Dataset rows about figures
* Begin *

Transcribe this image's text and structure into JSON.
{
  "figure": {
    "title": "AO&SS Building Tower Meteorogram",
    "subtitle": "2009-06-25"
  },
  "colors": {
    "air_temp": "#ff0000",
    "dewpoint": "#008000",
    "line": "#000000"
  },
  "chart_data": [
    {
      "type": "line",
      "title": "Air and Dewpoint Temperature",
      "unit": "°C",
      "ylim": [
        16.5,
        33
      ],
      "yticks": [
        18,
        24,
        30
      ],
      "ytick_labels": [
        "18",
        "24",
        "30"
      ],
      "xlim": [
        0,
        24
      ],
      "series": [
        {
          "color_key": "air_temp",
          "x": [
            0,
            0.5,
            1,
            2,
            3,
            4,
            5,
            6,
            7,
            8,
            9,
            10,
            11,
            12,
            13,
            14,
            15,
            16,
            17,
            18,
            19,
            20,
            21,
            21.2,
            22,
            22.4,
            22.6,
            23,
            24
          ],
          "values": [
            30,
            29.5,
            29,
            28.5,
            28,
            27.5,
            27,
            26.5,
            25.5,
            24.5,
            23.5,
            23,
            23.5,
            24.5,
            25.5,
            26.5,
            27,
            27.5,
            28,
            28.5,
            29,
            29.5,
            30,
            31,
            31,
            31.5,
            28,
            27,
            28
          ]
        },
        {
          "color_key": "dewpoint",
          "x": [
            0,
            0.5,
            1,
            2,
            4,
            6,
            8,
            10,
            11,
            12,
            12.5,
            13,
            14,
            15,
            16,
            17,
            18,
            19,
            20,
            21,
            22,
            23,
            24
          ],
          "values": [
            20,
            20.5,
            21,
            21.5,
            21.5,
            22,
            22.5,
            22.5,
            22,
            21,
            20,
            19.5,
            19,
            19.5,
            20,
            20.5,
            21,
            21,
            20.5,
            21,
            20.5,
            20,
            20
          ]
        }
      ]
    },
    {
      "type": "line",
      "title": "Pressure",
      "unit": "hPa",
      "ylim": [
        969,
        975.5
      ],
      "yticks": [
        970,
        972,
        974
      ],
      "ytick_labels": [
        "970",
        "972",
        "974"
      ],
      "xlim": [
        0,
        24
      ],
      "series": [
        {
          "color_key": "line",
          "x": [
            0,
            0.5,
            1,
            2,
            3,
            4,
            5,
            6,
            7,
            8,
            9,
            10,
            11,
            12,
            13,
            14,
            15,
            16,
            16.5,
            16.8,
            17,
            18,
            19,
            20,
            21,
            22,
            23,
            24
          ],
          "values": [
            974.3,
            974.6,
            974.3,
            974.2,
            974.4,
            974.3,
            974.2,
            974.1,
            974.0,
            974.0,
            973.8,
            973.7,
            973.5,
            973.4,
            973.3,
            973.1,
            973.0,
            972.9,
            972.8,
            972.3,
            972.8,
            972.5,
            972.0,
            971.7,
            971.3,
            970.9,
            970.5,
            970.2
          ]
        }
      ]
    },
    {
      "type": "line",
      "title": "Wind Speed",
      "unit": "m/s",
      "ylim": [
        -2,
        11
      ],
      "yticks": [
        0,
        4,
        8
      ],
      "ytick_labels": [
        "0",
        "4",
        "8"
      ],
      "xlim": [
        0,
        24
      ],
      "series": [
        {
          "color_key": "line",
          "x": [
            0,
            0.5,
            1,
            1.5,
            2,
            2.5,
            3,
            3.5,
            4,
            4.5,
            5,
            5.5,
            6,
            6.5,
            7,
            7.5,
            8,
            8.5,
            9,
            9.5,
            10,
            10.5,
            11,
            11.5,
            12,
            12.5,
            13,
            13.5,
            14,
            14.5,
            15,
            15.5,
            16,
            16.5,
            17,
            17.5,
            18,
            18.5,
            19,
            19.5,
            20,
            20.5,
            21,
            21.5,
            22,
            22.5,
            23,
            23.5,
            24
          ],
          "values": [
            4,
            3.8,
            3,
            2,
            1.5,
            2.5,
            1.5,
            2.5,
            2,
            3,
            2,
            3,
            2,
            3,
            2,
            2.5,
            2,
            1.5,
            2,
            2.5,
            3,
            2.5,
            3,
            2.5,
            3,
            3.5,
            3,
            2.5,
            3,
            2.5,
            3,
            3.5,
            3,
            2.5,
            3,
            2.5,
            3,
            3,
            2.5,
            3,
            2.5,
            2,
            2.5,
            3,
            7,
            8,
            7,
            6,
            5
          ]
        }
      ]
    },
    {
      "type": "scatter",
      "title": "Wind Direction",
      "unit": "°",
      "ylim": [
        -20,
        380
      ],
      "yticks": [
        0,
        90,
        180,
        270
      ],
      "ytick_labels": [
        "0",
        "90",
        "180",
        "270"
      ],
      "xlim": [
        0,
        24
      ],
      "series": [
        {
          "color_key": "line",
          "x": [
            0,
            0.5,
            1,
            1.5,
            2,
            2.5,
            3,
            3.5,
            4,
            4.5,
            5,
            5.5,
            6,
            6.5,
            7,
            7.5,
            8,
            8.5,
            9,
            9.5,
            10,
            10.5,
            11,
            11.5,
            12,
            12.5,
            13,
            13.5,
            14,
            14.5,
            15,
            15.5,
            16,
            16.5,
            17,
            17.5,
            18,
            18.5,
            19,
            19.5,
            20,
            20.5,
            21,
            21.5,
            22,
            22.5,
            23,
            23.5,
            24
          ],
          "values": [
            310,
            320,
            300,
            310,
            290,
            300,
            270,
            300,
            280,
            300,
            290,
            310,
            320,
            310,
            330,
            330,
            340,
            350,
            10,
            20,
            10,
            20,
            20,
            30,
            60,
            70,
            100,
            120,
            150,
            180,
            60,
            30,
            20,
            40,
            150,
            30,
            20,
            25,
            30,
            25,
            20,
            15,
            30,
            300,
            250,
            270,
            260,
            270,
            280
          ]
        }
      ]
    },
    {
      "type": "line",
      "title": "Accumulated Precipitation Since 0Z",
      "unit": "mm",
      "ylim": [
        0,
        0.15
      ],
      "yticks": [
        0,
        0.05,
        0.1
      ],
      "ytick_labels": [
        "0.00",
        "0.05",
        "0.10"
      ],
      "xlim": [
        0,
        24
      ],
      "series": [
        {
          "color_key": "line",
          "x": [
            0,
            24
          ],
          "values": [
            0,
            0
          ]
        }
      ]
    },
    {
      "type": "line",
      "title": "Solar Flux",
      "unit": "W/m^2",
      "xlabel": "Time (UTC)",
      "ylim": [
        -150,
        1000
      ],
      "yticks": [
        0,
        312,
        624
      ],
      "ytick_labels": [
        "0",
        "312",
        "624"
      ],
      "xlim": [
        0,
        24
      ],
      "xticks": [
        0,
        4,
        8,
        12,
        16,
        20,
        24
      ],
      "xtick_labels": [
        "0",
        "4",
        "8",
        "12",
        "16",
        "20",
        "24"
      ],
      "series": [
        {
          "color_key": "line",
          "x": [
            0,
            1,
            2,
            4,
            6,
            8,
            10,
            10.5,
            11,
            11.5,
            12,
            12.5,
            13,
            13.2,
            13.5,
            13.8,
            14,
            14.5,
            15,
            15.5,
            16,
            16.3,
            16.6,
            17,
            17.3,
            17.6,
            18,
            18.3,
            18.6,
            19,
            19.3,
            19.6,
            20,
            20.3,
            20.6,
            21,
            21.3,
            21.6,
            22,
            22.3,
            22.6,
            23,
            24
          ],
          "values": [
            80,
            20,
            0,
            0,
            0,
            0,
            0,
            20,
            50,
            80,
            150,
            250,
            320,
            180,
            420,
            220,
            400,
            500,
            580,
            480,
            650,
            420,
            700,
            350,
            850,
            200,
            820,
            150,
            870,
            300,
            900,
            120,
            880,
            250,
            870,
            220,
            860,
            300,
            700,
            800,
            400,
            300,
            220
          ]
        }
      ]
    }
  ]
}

* End *
* Begin *

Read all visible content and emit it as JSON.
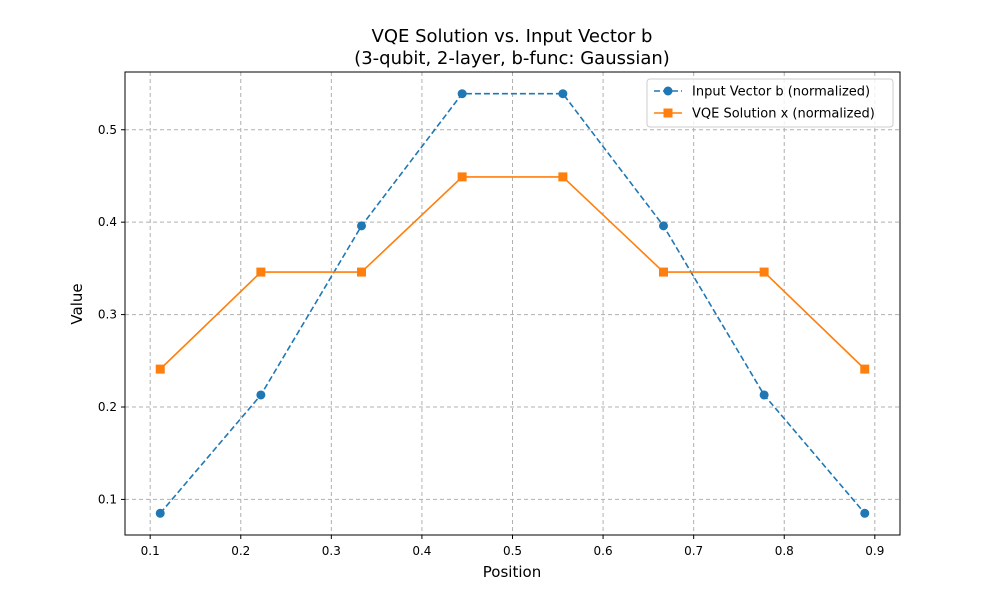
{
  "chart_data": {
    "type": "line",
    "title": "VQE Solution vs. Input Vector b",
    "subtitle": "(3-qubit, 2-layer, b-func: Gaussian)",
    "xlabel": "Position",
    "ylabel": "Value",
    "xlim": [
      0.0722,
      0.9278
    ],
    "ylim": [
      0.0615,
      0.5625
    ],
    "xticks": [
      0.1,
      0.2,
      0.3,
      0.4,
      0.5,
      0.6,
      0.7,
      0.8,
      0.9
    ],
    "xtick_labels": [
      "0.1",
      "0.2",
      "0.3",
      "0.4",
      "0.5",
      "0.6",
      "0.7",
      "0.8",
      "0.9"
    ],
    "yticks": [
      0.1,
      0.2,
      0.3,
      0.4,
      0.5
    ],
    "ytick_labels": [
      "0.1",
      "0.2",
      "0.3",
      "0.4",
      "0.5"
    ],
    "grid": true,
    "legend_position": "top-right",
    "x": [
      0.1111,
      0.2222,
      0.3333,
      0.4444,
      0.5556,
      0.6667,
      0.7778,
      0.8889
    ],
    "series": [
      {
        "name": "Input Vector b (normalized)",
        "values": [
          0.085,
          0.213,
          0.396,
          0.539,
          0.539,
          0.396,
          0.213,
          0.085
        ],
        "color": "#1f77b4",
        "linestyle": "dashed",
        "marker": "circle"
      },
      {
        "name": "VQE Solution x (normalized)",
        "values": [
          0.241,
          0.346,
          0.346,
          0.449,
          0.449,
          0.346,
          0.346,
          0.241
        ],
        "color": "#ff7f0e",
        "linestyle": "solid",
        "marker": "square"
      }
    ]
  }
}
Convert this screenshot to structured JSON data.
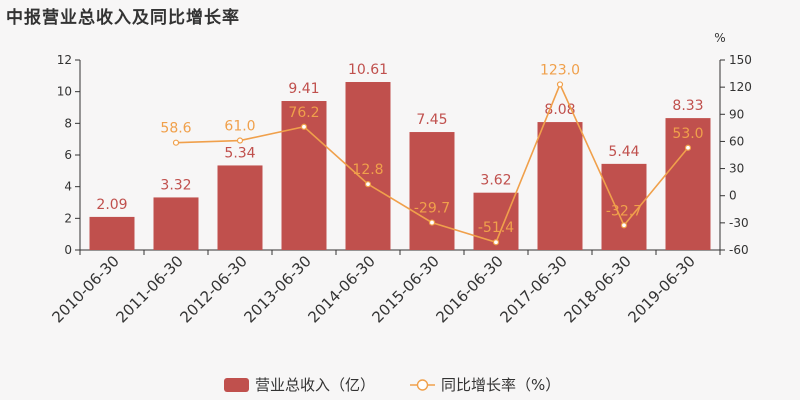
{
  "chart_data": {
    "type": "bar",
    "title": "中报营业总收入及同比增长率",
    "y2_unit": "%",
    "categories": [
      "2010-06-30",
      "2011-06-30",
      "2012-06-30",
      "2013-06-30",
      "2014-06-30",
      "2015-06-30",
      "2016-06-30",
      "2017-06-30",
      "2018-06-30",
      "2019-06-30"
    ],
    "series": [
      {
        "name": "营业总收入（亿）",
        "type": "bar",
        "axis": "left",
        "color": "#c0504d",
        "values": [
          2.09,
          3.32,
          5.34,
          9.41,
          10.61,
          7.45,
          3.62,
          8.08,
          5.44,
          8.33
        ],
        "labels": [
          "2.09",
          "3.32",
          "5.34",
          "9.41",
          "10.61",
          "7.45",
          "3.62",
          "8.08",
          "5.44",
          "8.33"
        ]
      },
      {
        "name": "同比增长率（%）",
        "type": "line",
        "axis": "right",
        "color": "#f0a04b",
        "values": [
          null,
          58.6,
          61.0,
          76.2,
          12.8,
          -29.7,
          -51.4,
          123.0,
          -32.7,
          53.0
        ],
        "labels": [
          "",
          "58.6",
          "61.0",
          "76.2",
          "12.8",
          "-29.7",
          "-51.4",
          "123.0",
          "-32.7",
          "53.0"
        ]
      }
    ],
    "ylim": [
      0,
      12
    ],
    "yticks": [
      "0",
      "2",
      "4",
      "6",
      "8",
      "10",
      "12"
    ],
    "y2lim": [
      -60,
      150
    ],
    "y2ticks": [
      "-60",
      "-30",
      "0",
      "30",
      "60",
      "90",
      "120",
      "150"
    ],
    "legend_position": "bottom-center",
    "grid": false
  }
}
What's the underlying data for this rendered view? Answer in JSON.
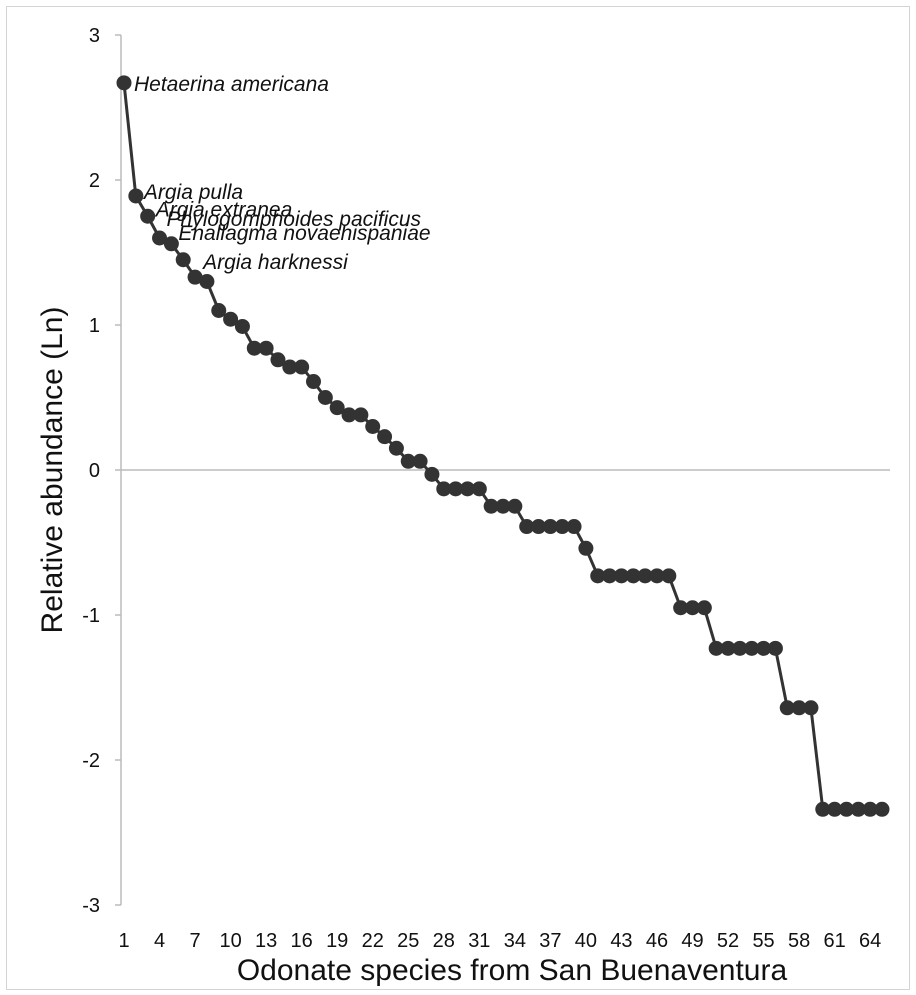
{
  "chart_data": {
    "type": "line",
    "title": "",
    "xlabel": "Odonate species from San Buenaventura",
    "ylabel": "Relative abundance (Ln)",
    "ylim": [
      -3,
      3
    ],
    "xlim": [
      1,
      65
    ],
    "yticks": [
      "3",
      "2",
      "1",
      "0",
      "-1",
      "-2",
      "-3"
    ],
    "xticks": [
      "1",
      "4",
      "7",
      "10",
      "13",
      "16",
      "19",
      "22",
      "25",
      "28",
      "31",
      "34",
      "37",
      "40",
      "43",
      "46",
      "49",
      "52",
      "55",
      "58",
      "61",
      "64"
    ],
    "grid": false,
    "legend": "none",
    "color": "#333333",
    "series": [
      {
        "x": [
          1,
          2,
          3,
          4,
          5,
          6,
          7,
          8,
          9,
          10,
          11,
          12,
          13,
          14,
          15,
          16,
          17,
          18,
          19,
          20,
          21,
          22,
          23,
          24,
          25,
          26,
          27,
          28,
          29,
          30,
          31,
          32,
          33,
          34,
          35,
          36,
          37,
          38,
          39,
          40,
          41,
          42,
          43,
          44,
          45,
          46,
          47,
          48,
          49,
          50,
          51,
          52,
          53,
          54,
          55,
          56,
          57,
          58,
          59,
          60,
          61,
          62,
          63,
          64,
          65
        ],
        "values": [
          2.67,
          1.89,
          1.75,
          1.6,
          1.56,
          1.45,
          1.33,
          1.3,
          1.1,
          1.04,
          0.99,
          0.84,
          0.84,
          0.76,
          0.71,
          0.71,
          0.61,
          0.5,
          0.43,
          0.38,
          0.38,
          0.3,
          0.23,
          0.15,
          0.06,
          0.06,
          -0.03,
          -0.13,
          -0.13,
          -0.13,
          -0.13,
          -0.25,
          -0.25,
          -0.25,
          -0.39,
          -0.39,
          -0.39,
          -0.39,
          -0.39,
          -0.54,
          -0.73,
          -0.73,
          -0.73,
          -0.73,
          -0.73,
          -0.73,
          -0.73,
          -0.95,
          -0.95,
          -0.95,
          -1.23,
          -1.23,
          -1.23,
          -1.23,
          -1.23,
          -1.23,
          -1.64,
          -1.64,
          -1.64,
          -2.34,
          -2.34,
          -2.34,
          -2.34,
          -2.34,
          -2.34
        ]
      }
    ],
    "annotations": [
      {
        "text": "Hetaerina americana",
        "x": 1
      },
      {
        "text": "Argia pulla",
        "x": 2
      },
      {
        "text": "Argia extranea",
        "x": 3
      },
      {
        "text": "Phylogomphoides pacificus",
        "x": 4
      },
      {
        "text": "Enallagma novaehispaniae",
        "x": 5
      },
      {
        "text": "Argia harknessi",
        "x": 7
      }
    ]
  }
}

* End *
* Begin *

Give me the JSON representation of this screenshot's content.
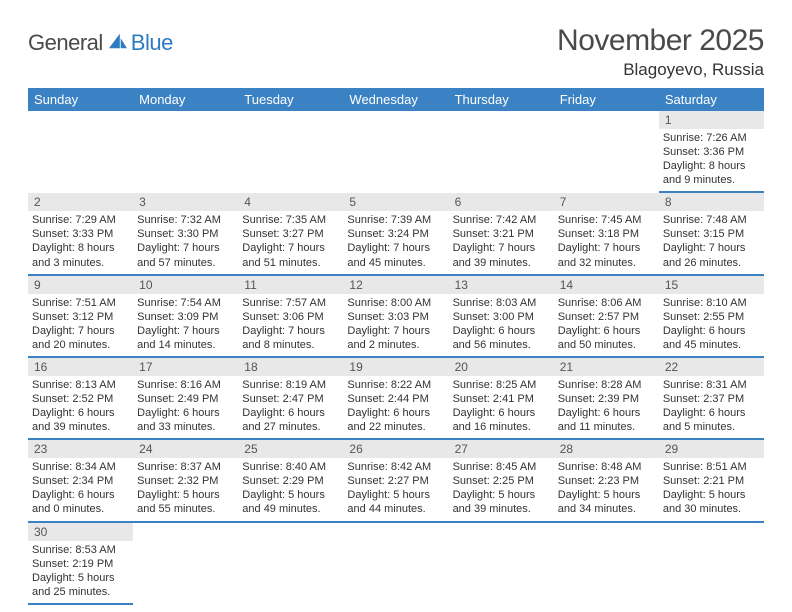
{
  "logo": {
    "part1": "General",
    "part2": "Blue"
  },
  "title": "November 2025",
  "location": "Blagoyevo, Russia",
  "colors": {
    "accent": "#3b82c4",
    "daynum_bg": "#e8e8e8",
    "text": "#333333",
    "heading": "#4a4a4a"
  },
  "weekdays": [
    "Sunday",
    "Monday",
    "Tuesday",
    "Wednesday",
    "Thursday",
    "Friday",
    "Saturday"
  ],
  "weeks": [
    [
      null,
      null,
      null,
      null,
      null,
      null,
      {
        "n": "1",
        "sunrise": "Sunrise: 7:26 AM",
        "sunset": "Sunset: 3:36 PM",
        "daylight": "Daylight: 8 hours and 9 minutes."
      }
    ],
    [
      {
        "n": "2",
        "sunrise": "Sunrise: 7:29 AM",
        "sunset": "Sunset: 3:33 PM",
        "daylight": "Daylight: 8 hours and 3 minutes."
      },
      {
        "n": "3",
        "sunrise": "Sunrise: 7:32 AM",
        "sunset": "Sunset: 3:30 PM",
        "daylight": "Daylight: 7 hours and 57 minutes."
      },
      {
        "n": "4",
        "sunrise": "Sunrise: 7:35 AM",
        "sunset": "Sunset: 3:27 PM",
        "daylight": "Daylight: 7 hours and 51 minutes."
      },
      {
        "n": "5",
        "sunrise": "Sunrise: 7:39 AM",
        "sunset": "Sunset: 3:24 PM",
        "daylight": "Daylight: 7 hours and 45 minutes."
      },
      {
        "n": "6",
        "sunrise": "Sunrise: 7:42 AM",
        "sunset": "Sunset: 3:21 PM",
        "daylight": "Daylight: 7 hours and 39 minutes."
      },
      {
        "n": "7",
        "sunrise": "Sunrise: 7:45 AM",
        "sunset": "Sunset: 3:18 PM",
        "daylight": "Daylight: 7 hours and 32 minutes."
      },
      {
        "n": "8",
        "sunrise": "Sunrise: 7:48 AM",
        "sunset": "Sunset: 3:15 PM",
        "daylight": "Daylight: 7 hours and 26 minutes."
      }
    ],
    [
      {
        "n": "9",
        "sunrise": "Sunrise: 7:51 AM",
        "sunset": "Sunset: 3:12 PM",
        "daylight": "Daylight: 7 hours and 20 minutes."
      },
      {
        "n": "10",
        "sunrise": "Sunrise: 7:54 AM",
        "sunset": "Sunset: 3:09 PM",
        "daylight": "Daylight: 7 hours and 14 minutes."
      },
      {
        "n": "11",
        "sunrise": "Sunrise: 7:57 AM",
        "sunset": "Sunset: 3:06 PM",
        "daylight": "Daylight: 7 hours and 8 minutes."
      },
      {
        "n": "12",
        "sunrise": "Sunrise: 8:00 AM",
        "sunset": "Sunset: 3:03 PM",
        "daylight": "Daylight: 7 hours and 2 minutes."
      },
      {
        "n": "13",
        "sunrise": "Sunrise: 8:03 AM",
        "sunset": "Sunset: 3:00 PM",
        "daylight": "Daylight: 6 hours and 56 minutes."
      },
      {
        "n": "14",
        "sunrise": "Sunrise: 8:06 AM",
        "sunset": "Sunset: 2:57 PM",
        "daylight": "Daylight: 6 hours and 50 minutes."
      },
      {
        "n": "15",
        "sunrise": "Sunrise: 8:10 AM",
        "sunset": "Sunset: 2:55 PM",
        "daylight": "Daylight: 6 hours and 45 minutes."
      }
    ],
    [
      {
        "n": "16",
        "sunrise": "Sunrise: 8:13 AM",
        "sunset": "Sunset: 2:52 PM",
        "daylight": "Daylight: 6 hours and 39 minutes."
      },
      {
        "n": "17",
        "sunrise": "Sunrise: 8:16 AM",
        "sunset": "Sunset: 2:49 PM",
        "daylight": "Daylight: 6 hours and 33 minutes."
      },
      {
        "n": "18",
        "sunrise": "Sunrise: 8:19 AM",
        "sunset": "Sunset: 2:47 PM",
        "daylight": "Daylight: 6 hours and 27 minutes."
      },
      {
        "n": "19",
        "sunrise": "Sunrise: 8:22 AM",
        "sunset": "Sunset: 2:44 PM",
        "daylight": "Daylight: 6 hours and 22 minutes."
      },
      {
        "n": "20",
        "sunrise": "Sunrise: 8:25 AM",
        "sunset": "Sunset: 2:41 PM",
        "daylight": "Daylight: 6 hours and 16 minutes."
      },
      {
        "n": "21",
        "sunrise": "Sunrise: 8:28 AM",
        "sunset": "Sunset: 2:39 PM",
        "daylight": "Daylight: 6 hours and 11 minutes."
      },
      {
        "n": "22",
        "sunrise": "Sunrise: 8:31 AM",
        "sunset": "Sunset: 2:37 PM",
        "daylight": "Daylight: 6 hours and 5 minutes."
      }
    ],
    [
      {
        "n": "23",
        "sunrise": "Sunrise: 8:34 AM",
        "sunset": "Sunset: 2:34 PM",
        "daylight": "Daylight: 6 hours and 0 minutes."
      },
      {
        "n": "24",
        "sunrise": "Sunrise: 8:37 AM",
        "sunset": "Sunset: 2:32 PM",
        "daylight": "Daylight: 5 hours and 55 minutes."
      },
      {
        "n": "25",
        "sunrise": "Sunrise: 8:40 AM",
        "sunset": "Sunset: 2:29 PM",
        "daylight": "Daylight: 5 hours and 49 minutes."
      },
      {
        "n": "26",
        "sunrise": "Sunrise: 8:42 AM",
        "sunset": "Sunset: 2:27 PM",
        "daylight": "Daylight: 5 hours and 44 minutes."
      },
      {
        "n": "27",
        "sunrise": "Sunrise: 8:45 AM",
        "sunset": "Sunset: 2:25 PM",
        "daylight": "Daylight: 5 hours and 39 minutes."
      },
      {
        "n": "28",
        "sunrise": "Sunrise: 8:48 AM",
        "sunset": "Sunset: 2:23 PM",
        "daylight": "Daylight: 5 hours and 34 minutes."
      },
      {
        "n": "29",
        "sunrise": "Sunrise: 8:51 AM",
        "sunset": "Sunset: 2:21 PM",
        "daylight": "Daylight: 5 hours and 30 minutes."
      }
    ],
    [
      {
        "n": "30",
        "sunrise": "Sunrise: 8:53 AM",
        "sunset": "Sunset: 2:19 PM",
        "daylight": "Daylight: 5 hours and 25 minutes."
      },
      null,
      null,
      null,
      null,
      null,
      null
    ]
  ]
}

* End *

* [DIRECTION]: Which lines contain the word "Vector"? Return each of them.

* [SOLUTION TO THE PROBLEM]:
    "title": "VQE Solution vs. Input Vector b",
        "name": "Input Vector b (normalized)",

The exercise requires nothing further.